原文摘錄 =>
========================================

離開故鄉已多年,每年的清明前後與臘月二十七左右,還是會回一趟老家的,哪裡有在鳳山長眠的爺爺奶奶,貝台老墳院裡有我的祖宗,哪裡有我的根!

二十年前回去,哪裡有我的家,我的父母還守望着家園。大黑狗會尋着氣味大老遠跑來親熱,母親早已站在門鹼前眺望,老父親忙着燒炕、燒茶水、忙裡忙外……拉不完的話,敘不完的情。土窯、熱炕、母親的味道、家的味道,如今只能在夢裡尋找了!

十年前回去,迎接我們的還有小爸小媽、大哥大嫂,熱騰騰的家常飯,久別的家鄉情。一草一木都熟悉,滿眼都是故鄉親!

五年前回去,我們還會進入村莊,會去三五戶未搬遷或未外出的鄰居家裡,拉拉家鄉話,說說家鄉事。一杯熱茶水、一盤葵花籽……熱情的女主人會端出花樣不多的年餷餜,家鄉的味道真好!

三年前回去,偶爾還會望見家鄉的人,招一招手,互道一聲平安!無特殊事情,很少進入村莊,不願意打擾他們的生活、耽誤他們的時間,更不願意使話題尷尬。我們將車直接開往上下村莊我們墳院的路邊,這裡零零散散有我們二十多處墳院。焚燒祭品、潑散食品、磕頭鞠躬,追思敬祖、寄託願望、平衡我心。年年都相似,歲歲皆不同。故鄉山水依舊在,難見守望故鄉人!

昨天回去,見到了老老少少八個故鄉的親,望見了八個鄰村人,這是近一兩年見到故鄉人數最多的一次,也是在故鄉逗留時間最長的一次,浮想聯翩,感慨萬千!

========================================

所供資料 =>

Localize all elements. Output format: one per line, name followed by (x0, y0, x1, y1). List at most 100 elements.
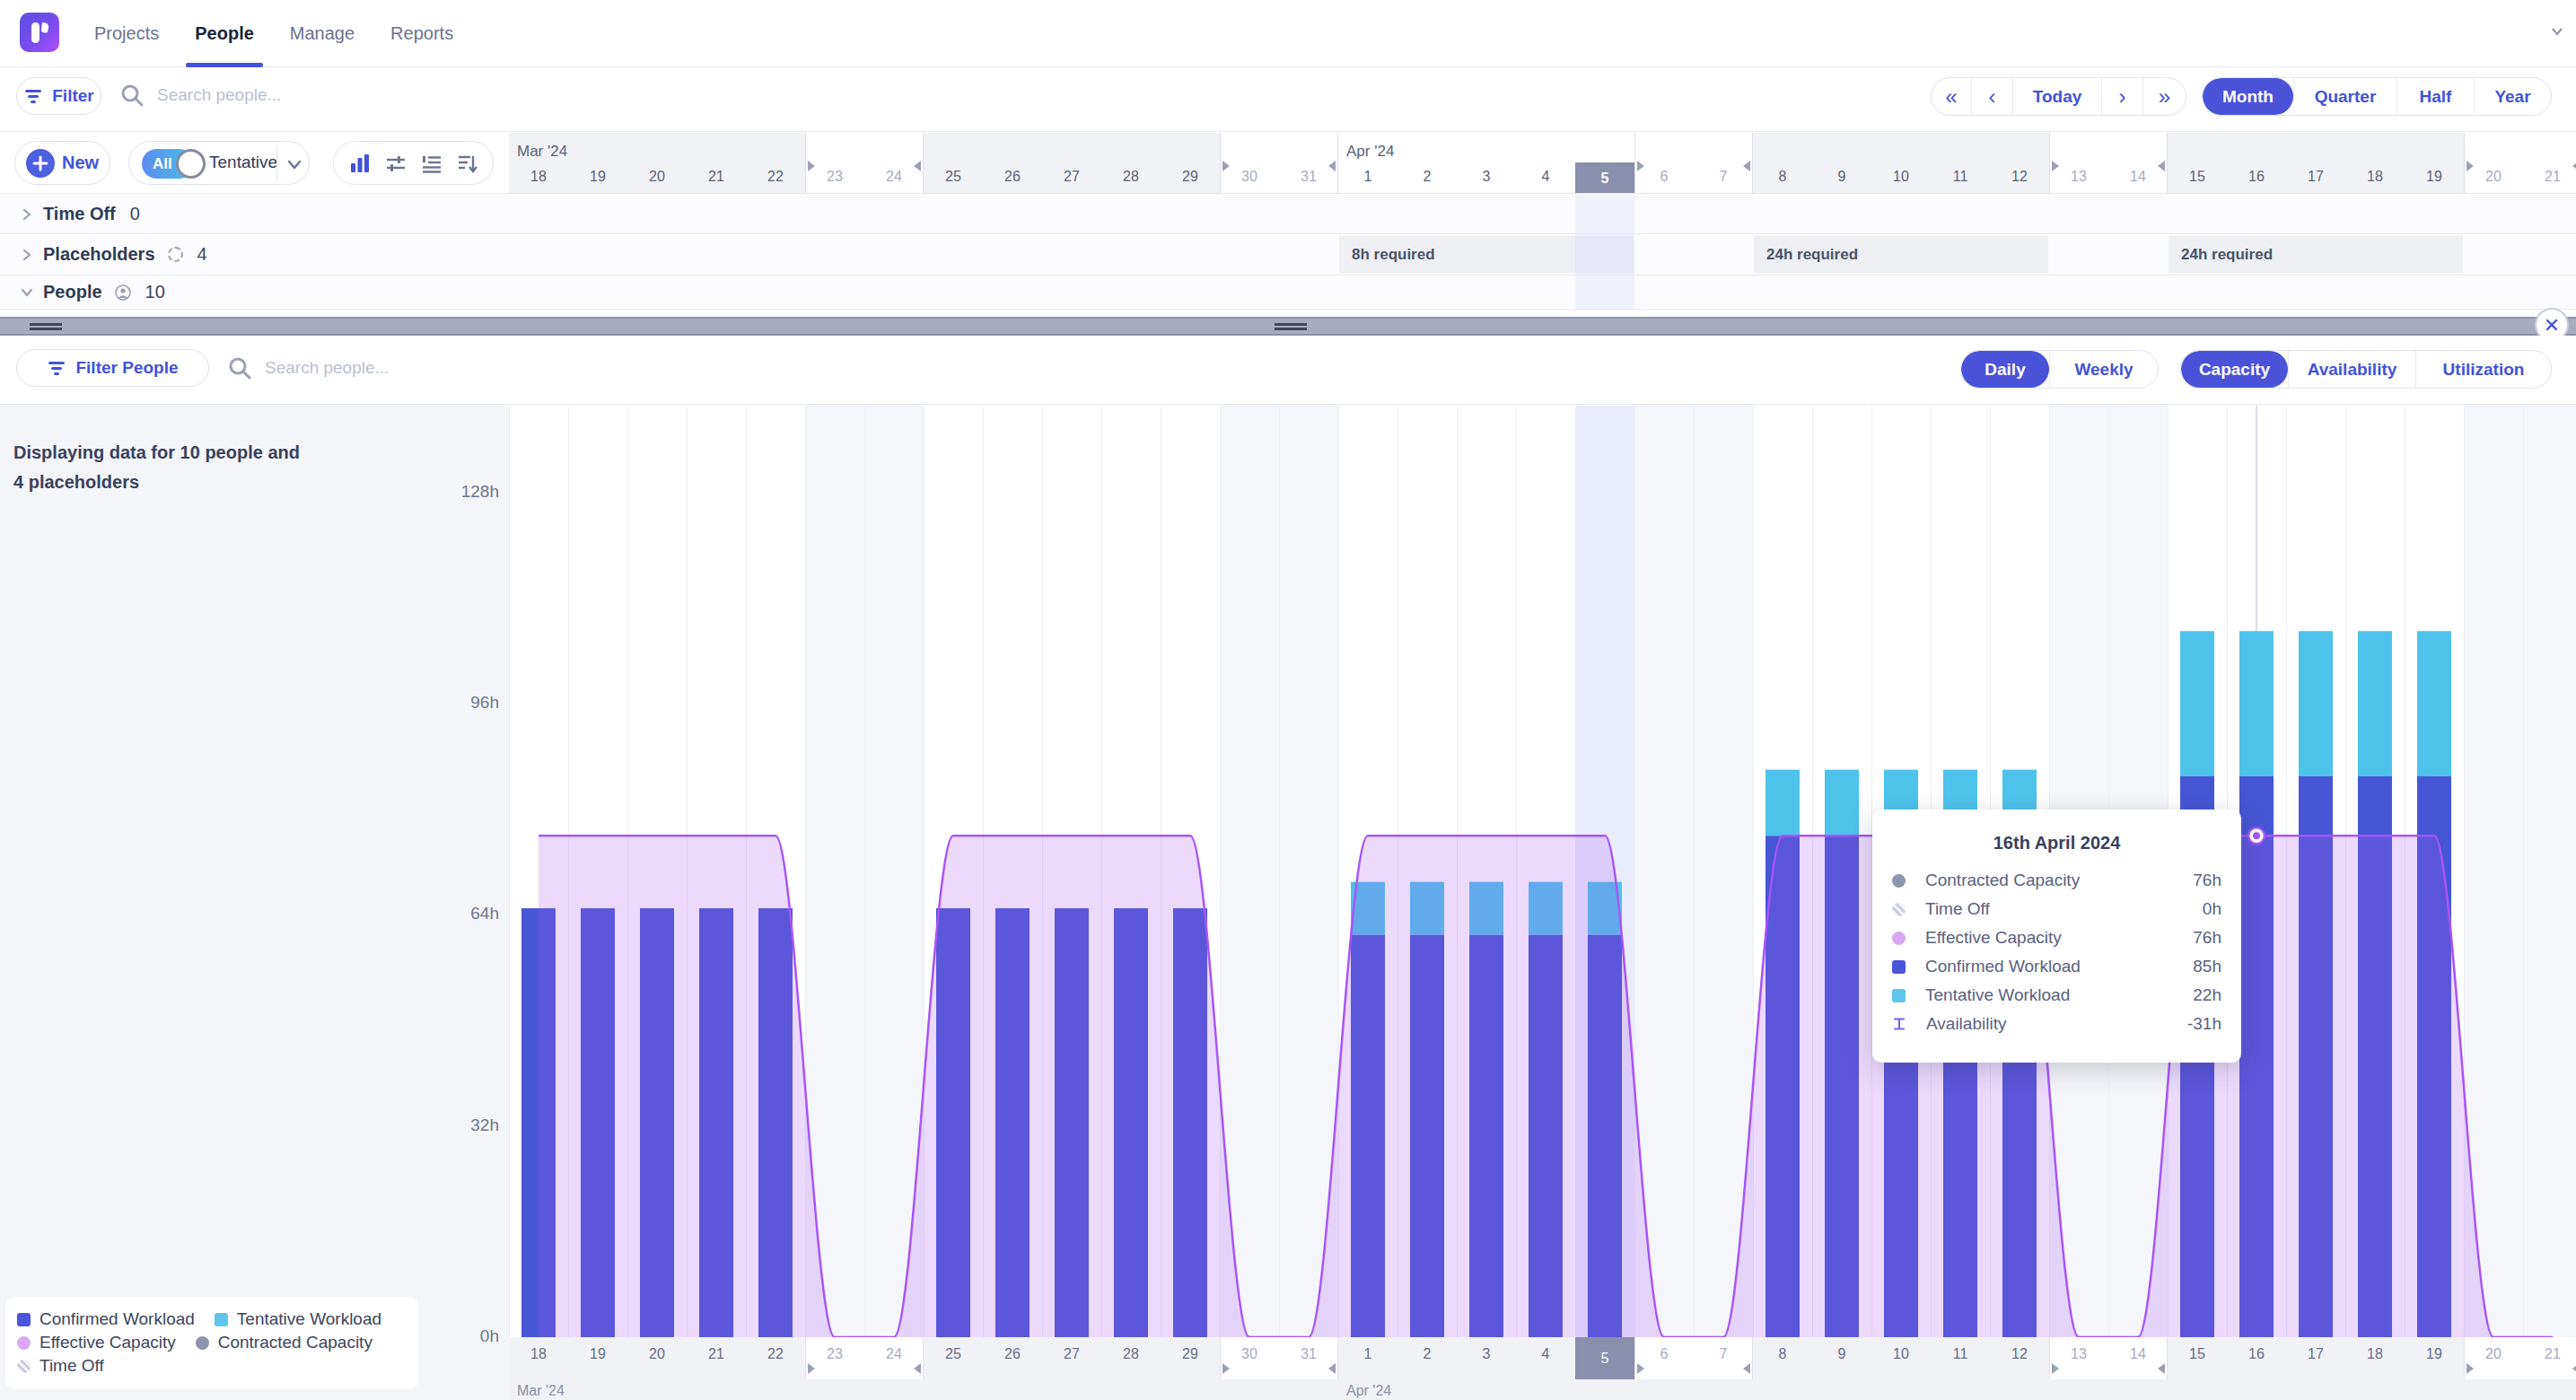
timeline-day[interactable]: 12 (1990, 169, 2049, 185)
view-quarter[interactable]: Quarter (2293, 78, 2396, 115)
axis-day[interactable]: 19 (2405, 1346, 2464, 1362)
timeline-day[interactable]: 29 (1161, 169, 1220, 185)
axis-day[interactable]: 2 (1398, 1346, 1457, 1362)
timeline-day[interactable]: 18 (509, 169, 568, 185)
collapse-weekend-icon[interactable] (2158, 1363, 2165, 1374)
collapse-weekend-icon[interactable] (1743, 1363, 1750, 1374)
axis-day[interactable]: 4 (1516, 1346, 1575, 1362)
timeline-day[interactable]: 22 (746, 169, 805, 185)
timeline-day[interactable]: 21 (2523, 169, 2576, 185)
collapse-weekend-icon[interactable] (1328, 1363, 1336, 1374)
tentative-bar[interactable] (2239, 631, 2274, 776)
axis-day[interactable]: 20 (627, 1346, 687, 1362)
tentative-bar[interactable] (1766, 770, 1800, 836)
tab-reports[interactable]: Reports (390, 0, 453, 67)
collapse-weekend-icon[interactable] (2158, 161, 2165, 171)
timeline-day[interactable]: 17 (2286, 169, 2345, 185)
collapse-weekend-icon[interactable] (1637, 1363, 1644, 1374)
timeline-day[interactable]: 19 (2405, 169, 2464, 185)
axis-day[interactable]: 3 (1457, 1346, 1516, 1362)
splitter-handle-left[interactable] (30, 323, 62, 330)
search-input[interactable] (157, 85, 516, 105)
tab-people[interactable]: People (195, 0, 254, 67)
collapse-weekend-icon[interactable] (1328, 161, 1336, 171)
collapse-weekend-icon[interactable] (2572, 161, 2576, 171)
axis-day[interactable]: 9 (1812, 1346, 1871, 1362)
axis-day[interactable]: 12 (1990, 1346, 2049, 1362)
tab-manage[interactable]: Manage (290, 0, 355, 67)
collapse-weekend-icon[interactable] (2572, 1363, 2576, 1374)
collapse-weekend-icon[interactable] (2466, 1363, 2474, 1374)
app-logo[interactable] (20, 13, 59, 52)
timeline-day[interactable]: 27 (1042, 169, 1101, 185)
mode-capacity[interactable]: Capacity (2181, 351, 2288, 388)
splitter-handle-center[interactable] (1275, 323, 1307, 330)
collapse-weekend-icon[interactable] (914, 161, 921, 171)
filter-people-button[interactable]: Filter People (16, 349, 209, 387)
axis-day[interactable]: 19 (568, 1346, 627, 1362)
timeline-day[interactable]: 21 (687, 169, 746, 185)
chevron-down-icon[interactable] (20, 285, 34, 300)
timeline-day[interactable]: 8 (1753, 169, 1812, 185)
axis-day[interactable]: 10 (1871, 1346, 1931, 1362)
axis-day[interactable]: 21 (2523, 1346, 2576, 1362)
collapse-weekend-icon[interactable] (808, 161, 815, 171)
schedule-row-placeholders[interactable]: Placeholders48h required24h required24h … (0, 234, 2576, 276)
timeline-day[interactable]: 4 (1516, 169, 1575, 185)
date-nav--[interactable]: » (2142, 78, 2186, 115)
mode-utilization[interactable]: Utilization (2415, 351, 2551, 388)
collapse-weekend-icon[interactable] (2052, 1363, 2059, 1374)
collapse-weekend-icon[interactable] (1637, 161, 1644, 171)
axis-day[interactable]: 29 (1161, 1346, 1220, 1362)
tentative-bar[interactable] (2180, 631, 2214, 776)
timeline-day[interactable]: 9 (1812, 169, 1871, 185)
list-icon[interactable] (420, 152, 443, 175)
axis-day[interactable]: 18 (2345, 1346, 2405, 1362)
axis-day[interactable]: 8 (1753, 1346, 1812, 1362)
collapse-weekend-icon[interactable] (2466, 161, 2474, 171)
date-nav--[interactable]: ‹ (1971, 78, 2012, 115)
timeline-day[interactable]: 2 (1398, 169, 1457, 185)
collapse-weekend-icon[interactable] (914, 1363, 921, 1374)
timeline-day[interactable]: 3 (1457, 169, 1516, 185)
timeline-day[interactable]: 25 (924, 169, 983, 185)
timeline-day[interactable]: 11 (1931, 169, 1990, 185)
axis-day[interactable]: 30 (1220, 1346, 1279, 1362)
filter-button[interactable]: Filter (16, 77, 101, 115)
timeline-day[interactable]: 18 (2345, 169, 2405, 185)
axis-day[interactable]: 22 (746, 1346, 805, 1362)
view-year[interactable]: Year (2474, 78, 2551, 115)
period-daily[interactable]: Daily (1961, 351, 2049, 388)
schedule-row-time-off[interactable]: Time Off0 (0, 195, 2576, 234)
axis-day[interactable]: 20 (2464, 1346, 2523, 1362)
axis-day[interactable]: 7 (1694, 1346, 1753, 1362)
axis-day[interactable]: 13 (2049, 1346, 2108, 1362)
timeline-day[interactable]: 26 (983, 169, 1042, 185)
timeline-day[interactable]: 16 (2227, 169, 2286, 185)
schedule-row-people[interactable]: People10 (0, 276, 2576, 310)
bar-chart-icon[interactable] (348, 152, 372, 175)
tentative-bar[interactable] (2299, 631, 2333, 776)
axis-day[interactable]: 23 (805, 1346, 864, 1362)
axis-day[interactable]: 11 (1931, 1346, 1990, 1362)
toggle-knob[interactable] (176, 149, 206, 179)
axis-day[interactable]: 1 (1338, 1346, 1398, 1362)
tab-projects[interactable]: Projects (94, 0, 159, 67)
timeline-day[interactable]: 15 (2168, 169, 2227, 185)
axis-day[interactable]: 21 (687, 1346, 746, 1362)
tentative-bar[interactable] (2358, 631, 2392, 776)
mode-availability[interactable]: Availability (2288, 351, 2415, 388)
axis-day[interactable]: 15 (2168, 1346, 2227, 1362)
new-button[interactable]: New (14, 141, 110, 185)
collapse-weekend-icon[interactable] (808, 1363, 815, 1374)
date-nav--[interactable]: « (1932, 78, 1971, 115)
date-nav-today[interactable]: Today (2012, 78, 2101, 115)
timeline-selected-day[interactable]: 5 (1575, 162, 1634, 194)
axis-day[interactable]: 17 (2286, 1346, 2345, 1362)
axis-day[interactable]: 26 (983, 1346, 1042, 1362)
timeline-day[interactable]: 28 (1101, 169, 1161, 185)
axis-day[interactable]: 31 (1279, 1346, 1338, 1362)
date-nav--[interactable]: › (2101, 78, 2142, 115)
tentative-bar[interactable] (2417, 631, 2451, 776)
timeline-day[interactable]: 10 (1871, 169, 1931, 185)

========================================

任務 =>
1. 根據原文摘錄,爺爺奶奶長眠在什麼地方?
2. 抄寫原文摘錄中以「離開故鄉已多年,每年的清明前」開頭、以「味道,如今只能在夢裡尋找了!」結尾的部分,一字不改。

逐項結果 =>
1. 鳳山。

2.
離開故鄉已多年,每年的清明前後與臘月二十七左右,還是會回一趟老家的,哪裡有在鳳山長眠的爺爺奶奶,貝台老墳院裡有我的祖宗,哪裡有我的根!

二十年前回去,哪裡有我的家,我的父母還守望着家園。大黑狗會尋着氣味大老遠跑來親熱,母親早已站在門鹼前眺望,老父親忙着燒炕、燒茶水、忙裡忙外……拉不完的話,敘不完的情。土窯、熱炕、母親的味道、家的味道,如今只能在夢裡尋找了!